## STATED GOAL
Could you output each line of the data that follows exactly?

Stored data entries:
---------------

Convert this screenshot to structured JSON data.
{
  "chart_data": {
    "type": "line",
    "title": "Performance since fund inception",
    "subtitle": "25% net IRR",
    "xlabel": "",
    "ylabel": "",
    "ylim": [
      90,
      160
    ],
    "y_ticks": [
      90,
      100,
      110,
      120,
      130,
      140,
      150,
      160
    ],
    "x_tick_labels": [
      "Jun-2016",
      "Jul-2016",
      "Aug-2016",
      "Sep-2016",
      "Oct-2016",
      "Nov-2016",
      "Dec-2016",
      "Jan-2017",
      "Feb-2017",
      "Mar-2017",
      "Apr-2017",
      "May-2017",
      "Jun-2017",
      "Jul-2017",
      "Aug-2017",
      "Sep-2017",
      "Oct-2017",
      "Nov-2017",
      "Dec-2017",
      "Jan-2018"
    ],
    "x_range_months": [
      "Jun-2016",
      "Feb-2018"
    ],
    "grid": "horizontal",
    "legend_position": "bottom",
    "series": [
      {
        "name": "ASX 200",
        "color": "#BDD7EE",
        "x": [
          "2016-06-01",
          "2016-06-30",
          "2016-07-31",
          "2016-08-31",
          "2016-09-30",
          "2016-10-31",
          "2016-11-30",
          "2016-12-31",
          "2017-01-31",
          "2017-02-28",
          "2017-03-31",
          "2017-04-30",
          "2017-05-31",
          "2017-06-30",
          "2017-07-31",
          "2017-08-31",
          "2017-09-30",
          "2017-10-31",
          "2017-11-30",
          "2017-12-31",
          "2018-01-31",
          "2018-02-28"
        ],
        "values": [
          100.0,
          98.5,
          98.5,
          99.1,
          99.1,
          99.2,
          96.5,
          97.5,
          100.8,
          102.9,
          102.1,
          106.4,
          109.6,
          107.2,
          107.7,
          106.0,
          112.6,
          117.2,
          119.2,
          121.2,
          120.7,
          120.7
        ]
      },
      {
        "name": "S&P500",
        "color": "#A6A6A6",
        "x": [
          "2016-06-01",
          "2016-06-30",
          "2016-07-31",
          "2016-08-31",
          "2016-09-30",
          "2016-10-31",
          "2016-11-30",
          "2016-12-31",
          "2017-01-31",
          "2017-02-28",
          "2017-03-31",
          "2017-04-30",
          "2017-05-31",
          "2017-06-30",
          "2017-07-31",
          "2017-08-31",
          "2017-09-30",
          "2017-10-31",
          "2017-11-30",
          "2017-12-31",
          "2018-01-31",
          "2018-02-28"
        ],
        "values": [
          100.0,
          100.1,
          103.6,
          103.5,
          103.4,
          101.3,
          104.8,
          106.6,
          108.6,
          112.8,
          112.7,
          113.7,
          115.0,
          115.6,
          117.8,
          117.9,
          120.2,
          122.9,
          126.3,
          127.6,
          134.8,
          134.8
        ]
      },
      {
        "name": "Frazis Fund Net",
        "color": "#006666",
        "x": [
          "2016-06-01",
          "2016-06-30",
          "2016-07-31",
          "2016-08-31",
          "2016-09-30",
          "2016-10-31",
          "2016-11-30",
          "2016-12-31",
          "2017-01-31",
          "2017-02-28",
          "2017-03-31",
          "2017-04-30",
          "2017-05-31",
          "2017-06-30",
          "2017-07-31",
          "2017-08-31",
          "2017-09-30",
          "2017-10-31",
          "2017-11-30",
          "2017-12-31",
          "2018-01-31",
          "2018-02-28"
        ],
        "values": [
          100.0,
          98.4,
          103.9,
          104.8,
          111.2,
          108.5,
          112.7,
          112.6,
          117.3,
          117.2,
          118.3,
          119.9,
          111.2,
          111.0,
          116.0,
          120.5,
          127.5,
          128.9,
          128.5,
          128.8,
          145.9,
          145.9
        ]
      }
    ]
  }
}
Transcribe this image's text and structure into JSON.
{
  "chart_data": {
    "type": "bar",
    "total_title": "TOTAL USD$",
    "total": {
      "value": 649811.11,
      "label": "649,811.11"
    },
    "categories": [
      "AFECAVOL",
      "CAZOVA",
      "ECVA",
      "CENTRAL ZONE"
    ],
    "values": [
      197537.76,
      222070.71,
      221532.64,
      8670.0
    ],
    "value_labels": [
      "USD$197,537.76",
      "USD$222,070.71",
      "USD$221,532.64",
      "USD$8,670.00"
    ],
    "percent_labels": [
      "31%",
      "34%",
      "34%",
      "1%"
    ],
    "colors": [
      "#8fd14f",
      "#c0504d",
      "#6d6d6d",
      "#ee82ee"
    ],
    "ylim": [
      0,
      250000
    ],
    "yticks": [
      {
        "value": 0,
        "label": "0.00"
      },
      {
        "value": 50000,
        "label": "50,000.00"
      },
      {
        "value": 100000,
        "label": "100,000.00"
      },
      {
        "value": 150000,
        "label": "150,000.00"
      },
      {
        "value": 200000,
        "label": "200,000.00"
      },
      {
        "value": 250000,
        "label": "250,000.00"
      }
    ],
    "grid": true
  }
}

---------------

## EXERCISE RESPONSE
Convert this screenshot to structured JSON data.
{
  "chart_data": {
    "type": "line",
    "title": "Performance since fund inception",
    "subtitle": "25% net IRR",
    "xlabel": "",
    "ylabel": "",
    "ylim": [
      90,
      160
    ],
    "y_ticks": [
      90,
      100,
      110,
      120,
      130,
      140,
      150,
      160
    ],
    "x_tick_labels": [
      "Jun-2016",
      "Jul-2016",
      "Aug-2016",
      "Sep-2016",
      "Oct-2016",
      "Nov-2016",
      "Dec-2016",
      "Jan-2017",
      "Feb-2017",
      "Mar-2017",
      "Apr-2017",
      "May-2017",
      "Jun-2017",
      "Jul-2017",
      "Aug-2017",
      "Sep-2017",
      "Oct-2017",
      "Nov-2017",
      "Dec-2017",
      "Jan-2018"
    ],
    "x_range_months": [
      "Jun-2016",
      "Feb-2018"
    ],
    "grid": "horizontal",
    "legend_position": "bottom",
    "series": [
      {
        "name": "ASX 200",
        "color": "#BDD7EE",
        "x": [
          "2016-06-01",
          "2016-06-30",
          "2016-07-31",
          "2016-08-31",
          "2016-09-30",
          "2016-10-31",
          "2016-11-30",
          "2016-12-31",
          "2017-01-31",
          "2017-02-28",
          "2017-03-31",
          "2017-04-30",
          "2017-05-31",
          "2017-06-30",
          "2017-07-31",
          "2017-08-31",
          "2017-09-30",
          "2017-10-31",
          "2017-11-30",
          "2017-12-31",
          "2018-01-31",
          "2018-02-28"
        ],
        "values": [
          100.0,
          98.5,
          98.5,
          99.1,
          99.1,
          99.2,
          96.5,
          97.5,
          100.8,
          102.9,
          102.1,
          106.4,
          109.6,
          107.2,
          107.7,
          106.0,
          112.6,
          117.2,
          119.2,
          121.2,
          120.7,
          120.7
        ]
      },
      {
        "name": "S&P500",
        "color": "#A6A6A6",
        "x": [
          "2016-06-01",
          "2016-06-30",
          "2016-07-31",
          "2016-08-31",
          "2016-09-30",
          "2016-10-31",
          "2016-11-30",
          "2016-12-31",
          "2017-01-31",
          "2017-02-28",
          "2017-03-31",
          "2017-04-30",
          "2017-05-31",
          "2017-06-30",
          "2017-07-31",
          "2017-08-31",
          "2017-09-30",
          "2017-10-31",
          "2017-11-30",
          "2017-12-31",
          "2018-01-31",
          "2018-02-28"
        ],
        "values": [
          100.0,
          100.1,
          103.6,
          103.5,
          103.4,
          101.3,
          104.8,
          106.6,
          108.6,
          112.8,
          112.7,
          113.7,
          115.0,
          115.6,
          117.8,
          117.9,
          120.2,
          122.9,
          126.3,
          127.6,
          134.8,
          134.8
        ]
      },
      {
        "name": "Frazis Fund Net",
        "color": "#006666",
        "x": [
          "2016-06-01",
          "2016-06-30",
          "2016-07-31",
          "2016-08-31",
          "2016-09-30",
          "2016-10-31",
          "2016-11-30",
          "2016-12-31",
          "2017-01-31",
          "2017-02-28",
          "2017-03-31",
          "2017-04-30",
          "2017-05-31",
          "2017-06-30",
          "2017-07-31",
          "2017-08-31",
          "2017-09-30",
          "2017-10-31",
          "2017-11-30",
          "2017-12-31",
          "2018-01-31",
          "2018-02-28"
        ],
        "values": [
          100.0,
          98.4,
          103.9,
          104.8,
          111.2,
          108.5,
          112.7,
          112.6,
          117.3,
          117.2,
          118.3,
          119.9,
          111.2,
          111.0,
          116.0,
          120.5,
          127.5,
          128.9,
          128.5,
          128.8,
          145.9,
          145.9
        ]
      }
    ]
  }
}
Transcribe this image's text and structure into JSON.
{
  "chart_data": {
    "type": "bar",
    "total_title": "TOTAL USD$",
    "total": {
      "value": 649811.11,
      "label": "649,811.11"
    },
    "categories": [
      "AFECAVOL",
      "CAZOVA",
      "ECVA",
      "CENTRAL ZONE"
    ],
    "values": [
      197537.76,
      222070.71,
      221532.64,
      8670.0
    ],
    "value_labels": [
      "USD$197,537.76",
      "USD$222,070.71",
      "USD$221,532.64",
      "USD$8,670.00"
    ],
    "percent_labels": [
      "31%",
      "34%",
      "34%",
      "1%"
    ],
    "colors": [
      "#8fd14f",
      "#c0504d",
      "#6d6d6d",
      "#ee82ee"
    ],
    "ylim": [
      0,
      250000
    ],
    "yticks": [
      {
        "value": 0,
        "label": "0.00"
      },
      {
        "value": 50000,
        "label": "50,000.00"
      },
      {
        "value": 100000,
        "label": "100,000.00"
      },
      {
        "value": 150000,
        "label": "150,000.00"
      },
      {
        "value": 200000,
        "label": "200,000.00"
      },
      {
        "value": 250000,
        "label": "250,000.00"
      }
    ],
    "grid": true
  }
}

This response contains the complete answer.